• SET PROBLEM
Find each line with the string "ранг" and copy it.

◇ ◇ ◇ ◇

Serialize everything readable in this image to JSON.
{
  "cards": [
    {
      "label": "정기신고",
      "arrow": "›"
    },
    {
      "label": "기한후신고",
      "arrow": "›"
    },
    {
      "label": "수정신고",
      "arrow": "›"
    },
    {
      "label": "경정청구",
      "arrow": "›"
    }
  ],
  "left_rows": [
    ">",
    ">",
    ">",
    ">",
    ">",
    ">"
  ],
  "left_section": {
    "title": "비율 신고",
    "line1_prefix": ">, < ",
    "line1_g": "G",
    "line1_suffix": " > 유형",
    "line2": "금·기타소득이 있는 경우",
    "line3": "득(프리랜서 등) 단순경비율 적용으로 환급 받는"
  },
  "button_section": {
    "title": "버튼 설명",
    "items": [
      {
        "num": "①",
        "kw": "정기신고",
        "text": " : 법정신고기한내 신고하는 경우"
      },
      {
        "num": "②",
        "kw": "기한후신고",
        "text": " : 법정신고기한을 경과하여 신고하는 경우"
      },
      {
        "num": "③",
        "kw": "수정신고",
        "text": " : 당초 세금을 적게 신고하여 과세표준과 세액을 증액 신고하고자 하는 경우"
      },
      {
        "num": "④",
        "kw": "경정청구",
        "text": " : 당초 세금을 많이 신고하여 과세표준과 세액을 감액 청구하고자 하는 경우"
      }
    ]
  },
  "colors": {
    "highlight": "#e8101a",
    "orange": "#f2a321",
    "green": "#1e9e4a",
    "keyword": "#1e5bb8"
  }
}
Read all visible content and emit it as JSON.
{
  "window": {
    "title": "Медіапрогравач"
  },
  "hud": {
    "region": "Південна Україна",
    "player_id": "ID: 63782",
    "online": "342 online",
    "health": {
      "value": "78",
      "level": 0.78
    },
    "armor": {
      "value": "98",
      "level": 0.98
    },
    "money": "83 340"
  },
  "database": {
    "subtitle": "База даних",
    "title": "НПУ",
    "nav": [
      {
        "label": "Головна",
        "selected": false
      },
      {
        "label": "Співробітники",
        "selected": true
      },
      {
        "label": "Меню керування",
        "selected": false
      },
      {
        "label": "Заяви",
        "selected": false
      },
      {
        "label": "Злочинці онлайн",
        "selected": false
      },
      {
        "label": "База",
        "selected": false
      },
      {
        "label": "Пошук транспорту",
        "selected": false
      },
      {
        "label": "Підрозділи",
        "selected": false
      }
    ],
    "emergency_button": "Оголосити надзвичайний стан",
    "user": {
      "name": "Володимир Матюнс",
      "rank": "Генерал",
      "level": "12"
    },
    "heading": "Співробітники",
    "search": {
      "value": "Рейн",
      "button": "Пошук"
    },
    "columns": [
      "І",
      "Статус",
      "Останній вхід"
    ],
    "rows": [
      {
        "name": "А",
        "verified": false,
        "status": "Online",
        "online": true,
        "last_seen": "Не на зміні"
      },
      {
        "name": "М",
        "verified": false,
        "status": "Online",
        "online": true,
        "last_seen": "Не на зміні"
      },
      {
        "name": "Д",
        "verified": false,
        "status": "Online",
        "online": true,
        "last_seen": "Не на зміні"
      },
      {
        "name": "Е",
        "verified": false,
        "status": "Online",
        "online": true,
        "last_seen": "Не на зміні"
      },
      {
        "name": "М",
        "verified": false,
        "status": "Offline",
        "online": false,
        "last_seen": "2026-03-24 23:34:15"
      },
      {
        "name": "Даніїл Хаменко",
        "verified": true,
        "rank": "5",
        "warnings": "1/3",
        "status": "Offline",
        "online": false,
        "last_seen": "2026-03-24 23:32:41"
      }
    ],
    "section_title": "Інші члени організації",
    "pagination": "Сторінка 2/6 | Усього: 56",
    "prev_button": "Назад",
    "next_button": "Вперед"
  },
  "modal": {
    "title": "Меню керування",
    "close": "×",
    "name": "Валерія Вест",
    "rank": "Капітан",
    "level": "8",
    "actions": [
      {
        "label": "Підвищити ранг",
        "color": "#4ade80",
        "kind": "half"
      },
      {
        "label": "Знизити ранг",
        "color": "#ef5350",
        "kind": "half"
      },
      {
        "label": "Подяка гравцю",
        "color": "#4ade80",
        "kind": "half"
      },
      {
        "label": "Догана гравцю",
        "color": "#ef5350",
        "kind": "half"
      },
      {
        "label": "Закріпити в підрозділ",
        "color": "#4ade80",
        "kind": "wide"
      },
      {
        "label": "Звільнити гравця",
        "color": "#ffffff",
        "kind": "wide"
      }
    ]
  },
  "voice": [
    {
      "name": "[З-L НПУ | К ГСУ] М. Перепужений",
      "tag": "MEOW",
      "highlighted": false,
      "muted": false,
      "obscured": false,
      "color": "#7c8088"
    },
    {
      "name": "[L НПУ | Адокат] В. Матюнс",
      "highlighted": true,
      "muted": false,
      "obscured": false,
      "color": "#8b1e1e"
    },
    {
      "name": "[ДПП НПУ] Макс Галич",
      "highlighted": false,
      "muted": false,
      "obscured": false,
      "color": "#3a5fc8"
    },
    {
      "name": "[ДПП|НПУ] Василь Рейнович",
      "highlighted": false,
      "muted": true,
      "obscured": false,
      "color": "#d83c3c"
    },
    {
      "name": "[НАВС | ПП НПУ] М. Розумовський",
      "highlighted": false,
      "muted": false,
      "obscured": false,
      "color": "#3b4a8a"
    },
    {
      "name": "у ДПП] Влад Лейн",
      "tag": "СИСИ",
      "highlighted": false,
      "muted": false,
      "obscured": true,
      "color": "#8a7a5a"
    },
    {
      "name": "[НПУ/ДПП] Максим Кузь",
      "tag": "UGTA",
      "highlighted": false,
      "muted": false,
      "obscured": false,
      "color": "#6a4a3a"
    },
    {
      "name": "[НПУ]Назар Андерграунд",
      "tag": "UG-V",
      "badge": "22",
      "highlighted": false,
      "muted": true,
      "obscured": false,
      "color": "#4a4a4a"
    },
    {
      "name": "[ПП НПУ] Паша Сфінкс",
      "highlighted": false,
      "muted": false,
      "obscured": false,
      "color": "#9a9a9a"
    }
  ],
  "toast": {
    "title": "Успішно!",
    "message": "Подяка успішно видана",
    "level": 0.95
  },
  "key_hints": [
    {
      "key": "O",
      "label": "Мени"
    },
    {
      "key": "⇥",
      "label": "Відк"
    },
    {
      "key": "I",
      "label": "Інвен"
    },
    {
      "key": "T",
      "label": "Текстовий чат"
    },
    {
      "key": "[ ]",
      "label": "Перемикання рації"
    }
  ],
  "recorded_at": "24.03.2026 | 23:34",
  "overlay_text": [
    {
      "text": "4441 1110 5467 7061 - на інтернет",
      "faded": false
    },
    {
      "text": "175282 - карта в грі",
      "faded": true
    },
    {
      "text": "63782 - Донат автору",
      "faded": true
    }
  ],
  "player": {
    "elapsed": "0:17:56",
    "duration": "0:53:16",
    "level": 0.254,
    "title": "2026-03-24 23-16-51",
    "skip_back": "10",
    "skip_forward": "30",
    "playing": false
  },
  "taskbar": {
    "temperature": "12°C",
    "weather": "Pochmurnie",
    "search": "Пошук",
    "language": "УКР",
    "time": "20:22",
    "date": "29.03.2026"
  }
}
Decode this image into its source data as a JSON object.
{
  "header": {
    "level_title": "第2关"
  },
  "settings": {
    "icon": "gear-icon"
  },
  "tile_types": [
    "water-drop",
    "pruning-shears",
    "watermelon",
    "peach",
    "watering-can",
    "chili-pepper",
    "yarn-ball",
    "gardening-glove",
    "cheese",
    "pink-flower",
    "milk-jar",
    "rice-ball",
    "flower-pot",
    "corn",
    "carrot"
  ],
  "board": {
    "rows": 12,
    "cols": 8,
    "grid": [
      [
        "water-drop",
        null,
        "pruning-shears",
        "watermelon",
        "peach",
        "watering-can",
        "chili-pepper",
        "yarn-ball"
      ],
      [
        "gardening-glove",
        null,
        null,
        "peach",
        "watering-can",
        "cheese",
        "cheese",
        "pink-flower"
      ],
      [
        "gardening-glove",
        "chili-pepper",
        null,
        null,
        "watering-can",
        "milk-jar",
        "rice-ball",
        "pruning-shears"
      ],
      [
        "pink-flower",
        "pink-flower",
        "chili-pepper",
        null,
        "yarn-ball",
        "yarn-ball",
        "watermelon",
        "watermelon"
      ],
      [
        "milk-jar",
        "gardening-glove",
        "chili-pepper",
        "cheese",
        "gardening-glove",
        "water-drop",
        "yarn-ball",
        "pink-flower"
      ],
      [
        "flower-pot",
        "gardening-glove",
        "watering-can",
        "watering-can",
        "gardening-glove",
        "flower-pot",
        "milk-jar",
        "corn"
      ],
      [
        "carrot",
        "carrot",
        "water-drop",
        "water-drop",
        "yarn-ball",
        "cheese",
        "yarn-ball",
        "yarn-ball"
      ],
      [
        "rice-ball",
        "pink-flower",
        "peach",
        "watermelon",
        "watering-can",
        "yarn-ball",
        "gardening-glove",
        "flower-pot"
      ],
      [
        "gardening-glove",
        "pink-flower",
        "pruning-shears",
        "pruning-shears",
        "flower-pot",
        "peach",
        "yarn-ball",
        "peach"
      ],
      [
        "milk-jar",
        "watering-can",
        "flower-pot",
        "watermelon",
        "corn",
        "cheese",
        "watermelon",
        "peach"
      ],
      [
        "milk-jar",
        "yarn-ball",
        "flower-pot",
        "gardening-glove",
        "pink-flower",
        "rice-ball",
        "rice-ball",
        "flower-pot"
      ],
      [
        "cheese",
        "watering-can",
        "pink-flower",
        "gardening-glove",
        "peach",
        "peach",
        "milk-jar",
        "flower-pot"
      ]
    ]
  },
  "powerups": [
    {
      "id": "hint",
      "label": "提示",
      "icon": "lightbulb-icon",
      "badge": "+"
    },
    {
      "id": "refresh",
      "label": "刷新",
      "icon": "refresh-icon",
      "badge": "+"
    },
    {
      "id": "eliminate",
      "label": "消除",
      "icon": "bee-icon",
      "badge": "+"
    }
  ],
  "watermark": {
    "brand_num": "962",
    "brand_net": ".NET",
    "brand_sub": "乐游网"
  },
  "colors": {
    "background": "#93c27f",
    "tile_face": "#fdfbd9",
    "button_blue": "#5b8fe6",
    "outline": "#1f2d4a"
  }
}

◇ ◇ ◇ ◇

• TASK RESPONSE
        "label": "Підвищити ранг",
        "label": "Знизити ранг",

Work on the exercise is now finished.